── Dataset records

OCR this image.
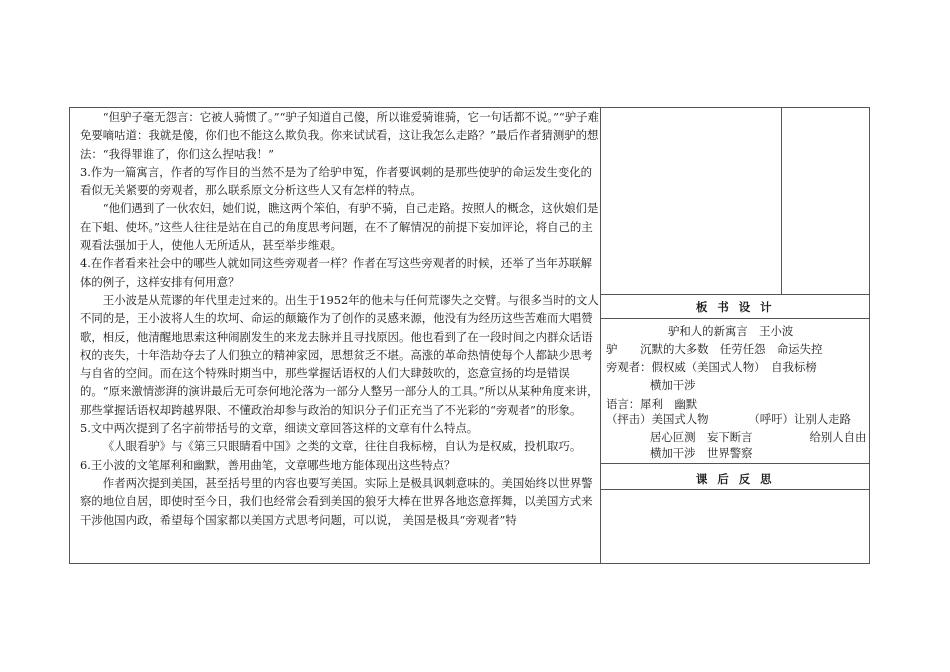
“但驴子毫无怨言：它被人骑惯了。”“驴子知道自己傻，所以谁爱骑谁骑，它一句话都不说。”“驴子难免要嘀咕道：我就是傻，你们也不能这么欺负我。你来试试看，这让我怎么走路？”最后作者猜测驴的想法：“我得罪谁了，你们这么捏咕我！”

3.作为一篇寓言，作者的写作目的当然不是为了给驴申冤，作者要讽刺的是那些使驴的命运发生变化的看似无关紧要的旁观者，那么联系原文分析这些人又有怎样的特点。

“他们遇到了一伙农妇，她们说，瞧这两个笨伯，有驴不骑，自己走路。按照人的概念，这伙娘们是在下蛆、使坏。”这些人往往是站在自己的角度思考问题，在不了解情况的前提下妄加评论，将自己的主观看法强加于人，使他人无所适从，甚至举步维艰。

4.在作者看来社会中的哪些人就如同这些旁观者一样？作者在写这些旁观者的时候，还举了当年苏联解体的例子，这样安排有何用意？

王小波是从荒谬的年代里走过来的。出生于1952年的他未与任何荒谬失之交臂。与很多当时的文人不同的是，王小波将人生的坎坷、命运的颠簸作为了创作的灵感来源，他没有为经历这些苦难而大唱赞歌，相反，他清醒地思索这种闹剧发生的来龙去脉并且寻找原因。他也看到了在一段时间之内群众话语权的丧失，十年浩劫夺去了人们独立的精神家园，思想贫乏不堪。高涨的革命热情使每个人都缺少思考与自省的空间。而在这个特殊时期当中，那些掌握话语权的人们大肆鼓吹的，恣意宣扬的均是错误的。“原来激情澎湃的演讲最后无可奈何地沦落为一部分人整另一部分人的工具。”所以从某种角度来讲，那些掌握话语权却跨越界限、不懂政治却参与政治的知识分子们正充当了不光彩的“旁观者”的形象。

5.文中两次提到了名字前带括号的文章，细读文章回答这样的文章有什么特点。

《人眼看驴》与《第三只眼睛看中国》之类的文章，往往自我标榜，自认为是权威，投机取巧。

6.王小波的文笔犀利和幽默，善用曲笔，文章哪些地方能体现出这些特点？

作者两次提到美国，甚至括号里的内容也要写美国。实际上是极具讽刺意味的。美国始终以世界警察的地位自居，即使时至今日，我们也经常会看到美国的狼牙大棒在世界各地恣意挥舞，以美国方式来干涉他国内政，希望每个国家都以美国方式思考问题，可以说， 美国是极具“旁观者”特

板书设计
驴和人的新寓言　王小波
驴　　沉默的大多数　任劳任怨　命运失控
旁观者：假权威（美国式人物）　自我标榜
横加干涉
语言：犀利　幽默
（抨击）美国式人物　　　　（呼吁）让别人走路
居心叵测　妄下断言　　　　　给别人自由
横加干涉　世界警察
课后反思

────

• **Exercise requirements**
Restate the whole listing above exactly, except for its images.

• **Result for this task**
OCR this image.
“但驴子毫无怨言：它被人骑惯了。”“驴子知道自己傻，所以谁爱骑谁骑，它一句话都不说。”“驴子难免要嘀咕道：我就是傻，你们也不能这么欺负我。你来试试看，这让我怎么走路？”最后作者猜测驴的想法：“我得罪谁了，你们这么捏咕我！”

3.作为一篇寓言，作者的写作目的当然不是为了给驴申冤，作者要讽刺的是那些使驴的命运发生变化的看似无关紧要的旁观者，那么联系原文分析这些人又有怎样的特点。

“他们遇到了一伙农妇，她们说，瞧这两个笨伯，有驴不骑，自己走路。按照人的概念，这伙娘们是在下蛆、使坏。”这些人往往是站在自己的角度思考问题，在不了解情况的前提下妄加评论，将自己的主观看法强加于人，使他人无所适从，甚至举步维艰。

4.在作者看来社会中的哪些人就如同这些旁观者一样？作者在写这些旁观者的时候，还举了当年苏联解体的例子，这样安排有何用意？

王小波是从荒谬的年代里走过来的。出生于1952年的他未与任何荒谬失之交臂。与很多当时的文人不同的是，王小波将人生的坎坷、命运的颠簸作为了创作的灵感来源，他没有为经历这些苦难而大唱赞歌，相反，他清醒地思索这种闹剧发生的来龙去脉并且寻找原因。他也看到了在一段时间之内群众话语权的丧失，十年浩劫夺去了人们独立的精神家园，思想贫乏不堪。高涨的革命热情使每个人都缺少思考与自省的空间。而在这个特殊时期当中，那些掌握话语权的人们大肆鼓吹的，恣意宣扬的均是错误的。“原来激情澎湃的演讲最后无可奈何地沦落为一部分人整另一部分人的工具。”所以从某种角度来讲，那些掌握话语权却跨越界限、不懂政治却参与政治的知识分子们正充当了不光彩的“旁观者”的形象。

5.文中两次提到了名字前带括号的文章，细读文章回答这样的文章有什么特点。

《人眼看驴》与《第三只眼睛看中国》之类的文章，往往自我标榜，自认为是权威，投机取巧。

6.王小波的文笔犀利和幽默，善用曲笔，文章哪些地方能体现出这些特点？

作者两次提到美国，甚至括号里的内容也要写美国。实际上是极具讽刺意味的。美国始终以世界警察的地位自居，即使时至今日，我们也经常会看到美国的狼牙大棒在世界各地恣意挥舞，以美国方式来干涉他国内政，希望每个国家都以美国方式思考问题，可以说， 美国是极具“旁观者”特

板书设计
驴和人的新寓言　王小波
驴　　沉默的大多数　任劳任怨　命运失控
旁观者：假权威（美国式人物）　自我标榜
横加干涉
语言：犀利　幽默
（抨击）美国式人物　　　　（呼吁）让别人走路
居心叵测　妄下断言　　　　　给别人自由
横加干涉　世界警察
课后反思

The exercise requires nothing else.